**Supplied text**
Demo: Developing Kafka Streams Application¶
Build Topology using StreamsBuilder¶
A Kafka Streams application requires a Topology that can be created directly or described (and built) indirectly using StreamsBuilder.
import org.apache.kafka.streams.scala.StreamsBuilder
val streamBuilder = new StreamsBuilder
import org.apache.kafka.streams.scala.ImplicitConversions._
import org.apache.kafka.streams.scala.serialization.Serdes._
val records = streamBuilder.stream[String, String](topic = "streams-demo-input")
records.to(topic = "streams-demo-output")
import org.apache.kafka.streams.Topology
val topology = streamBuilder.build()
A topology can be described.
println(topology.describe)
Topologies:
Sub-topology: 0
Source: KSTREAM-SOURCE-0000000000 (topics: [streams-demo-input])
--> KSTREAM-SINK-0000000001
Sink: KSTREAM-SINK-0000000001 (topic: streams-demo-output)

**Material provided**
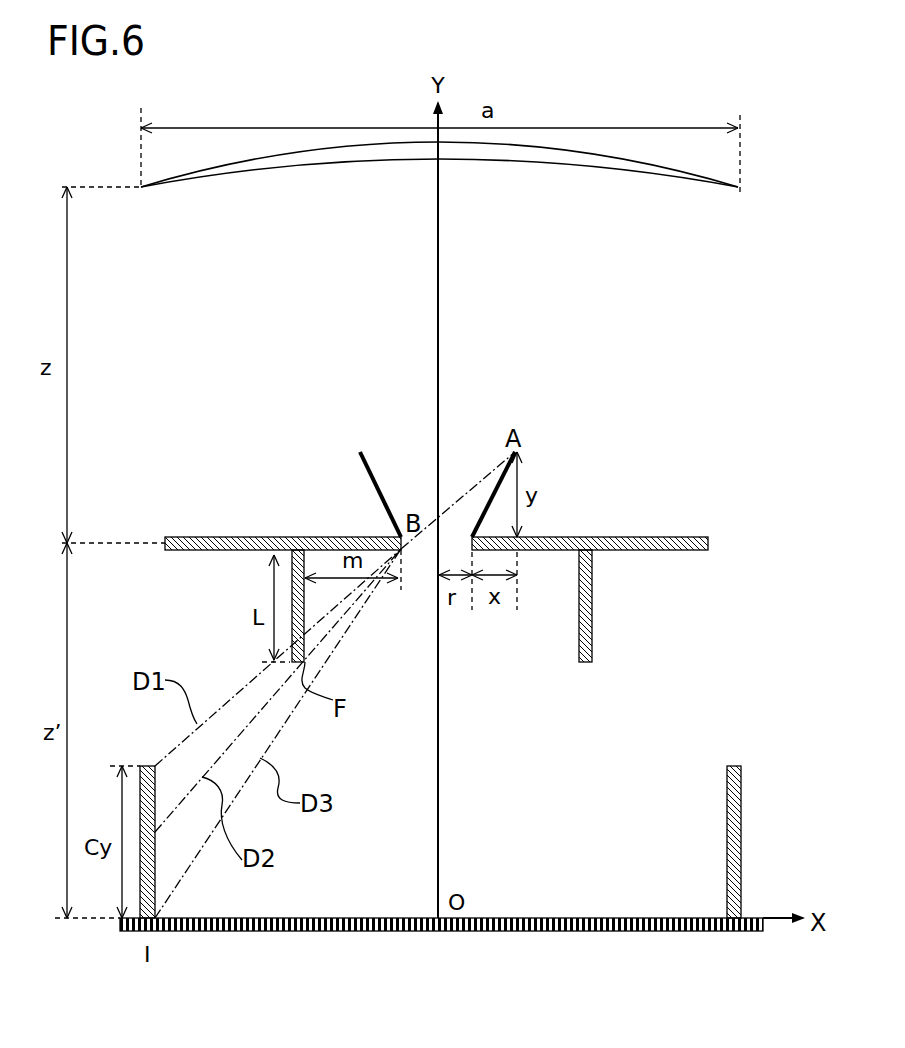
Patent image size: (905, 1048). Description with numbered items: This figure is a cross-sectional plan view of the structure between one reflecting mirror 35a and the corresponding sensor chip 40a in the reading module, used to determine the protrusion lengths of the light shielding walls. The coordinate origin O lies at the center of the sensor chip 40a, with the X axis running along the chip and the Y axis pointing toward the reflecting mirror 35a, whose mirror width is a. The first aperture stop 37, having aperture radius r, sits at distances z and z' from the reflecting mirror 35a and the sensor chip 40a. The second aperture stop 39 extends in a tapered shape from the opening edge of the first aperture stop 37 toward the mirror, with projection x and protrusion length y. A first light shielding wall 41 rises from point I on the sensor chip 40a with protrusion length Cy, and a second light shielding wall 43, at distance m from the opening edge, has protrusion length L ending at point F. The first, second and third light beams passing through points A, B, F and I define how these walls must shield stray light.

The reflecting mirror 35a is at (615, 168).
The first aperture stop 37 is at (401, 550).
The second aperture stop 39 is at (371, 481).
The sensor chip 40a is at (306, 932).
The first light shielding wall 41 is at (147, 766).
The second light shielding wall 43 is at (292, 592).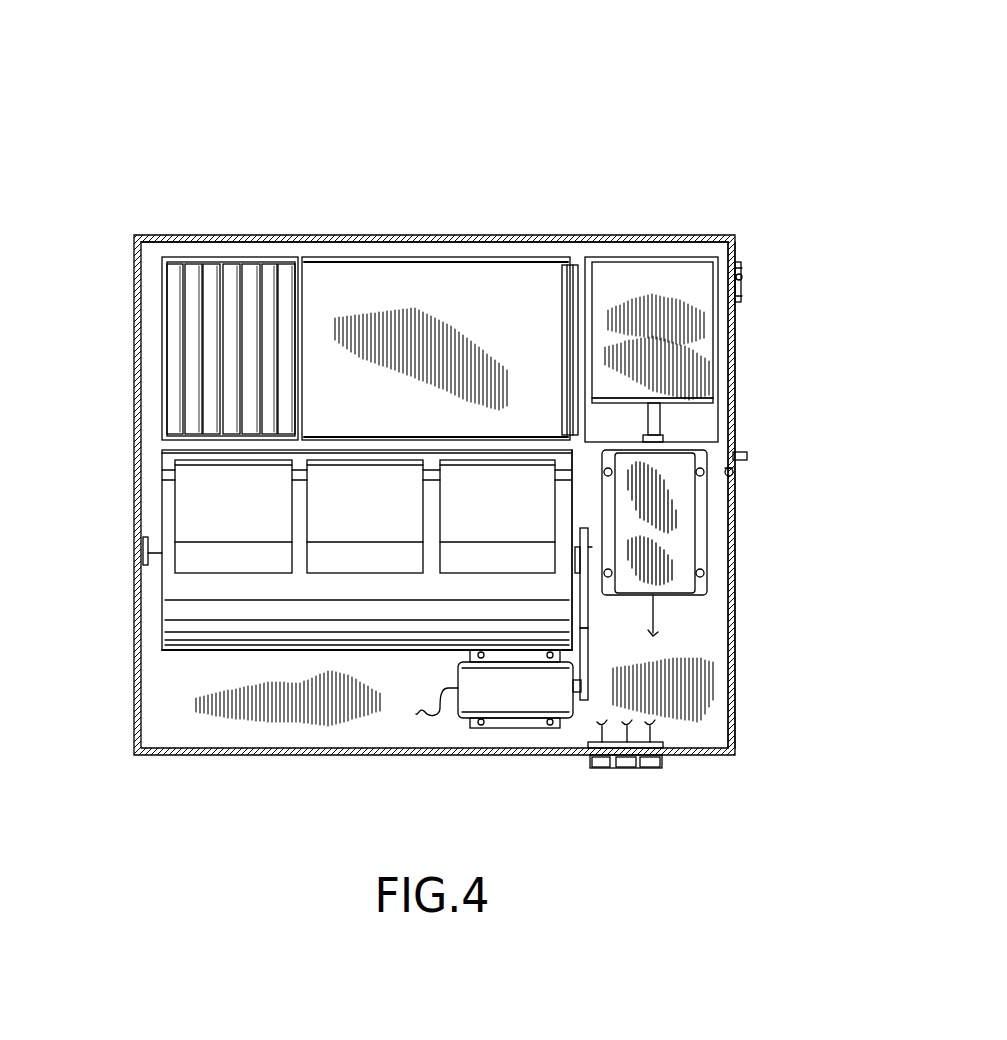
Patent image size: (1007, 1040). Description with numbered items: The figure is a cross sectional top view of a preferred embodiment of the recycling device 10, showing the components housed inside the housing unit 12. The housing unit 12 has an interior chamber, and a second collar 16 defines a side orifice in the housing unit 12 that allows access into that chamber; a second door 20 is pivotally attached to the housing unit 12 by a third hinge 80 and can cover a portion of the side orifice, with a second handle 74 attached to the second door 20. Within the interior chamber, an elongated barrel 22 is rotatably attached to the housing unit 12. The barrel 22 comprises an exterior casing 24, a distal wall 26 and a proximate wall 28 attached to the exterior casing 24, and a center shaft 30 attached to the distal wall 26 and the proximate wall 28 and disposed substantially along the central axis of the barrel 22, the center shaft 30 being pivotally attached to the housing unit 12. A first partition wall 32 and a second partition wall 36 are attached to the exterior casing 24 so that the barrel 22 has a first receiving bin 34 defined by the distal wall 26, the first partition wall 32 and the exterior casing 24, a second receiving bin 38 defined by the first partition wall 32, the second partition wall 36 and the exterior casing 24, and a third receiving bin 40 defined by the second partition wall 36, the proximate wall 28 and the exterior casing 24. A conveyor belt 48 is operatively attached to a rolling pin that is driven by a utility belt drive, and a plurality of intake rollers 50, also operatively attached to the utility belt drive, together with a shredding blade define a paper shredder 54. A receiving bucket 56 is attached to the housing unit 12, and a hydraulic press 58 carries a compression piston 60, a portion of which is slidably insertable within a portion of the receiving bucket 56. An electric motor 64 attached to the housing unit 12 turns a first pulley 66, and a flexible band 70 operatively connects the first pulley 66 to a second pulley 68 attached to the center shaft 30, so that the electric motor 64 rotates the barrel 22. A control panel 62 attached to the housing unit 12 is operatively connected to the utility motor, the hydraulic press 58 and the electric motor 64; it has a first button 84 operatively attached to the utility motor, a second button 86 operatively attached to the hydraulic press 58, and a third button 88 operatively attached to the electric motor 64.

**Exercise goal**
Reproduce the Kafka Streams demo above in full, word for word.

**Answer below**
Demo: Developing Kafka Streams Application¶
Build Topology using StreamsBuilder¶
A Kafka Streams application requires a Topology that can be created directly or described (and built) indirectly using StreamsBuilder.
import org.apache.kafka.streams.scala.StreamsBuilder
val streamBuilder = new StreamsBuilder
import org.apache.kafka.streams.scala.ImplicitConversions._
import org.apache.kafka.streams.scala.serialization.Serdes._
val records = streamBuilder.stream[String, String](topic = "streams-demo-input")
records.to(topic = "streams-demo-output")
import org.apache.kafka.streams.Topology
val topology = streamBuilder.build()
A topology can be described.
println(topology.describe)
Topologies:
Sub-topology: 0
Source: KSTREAM-SOURCE-0000000000 (topics: [streams-demo-input])
--> KSTREAM-SINK-0000000001
Sink: KSTREAM-SINK-0000000001 (topic: streams-demo-output)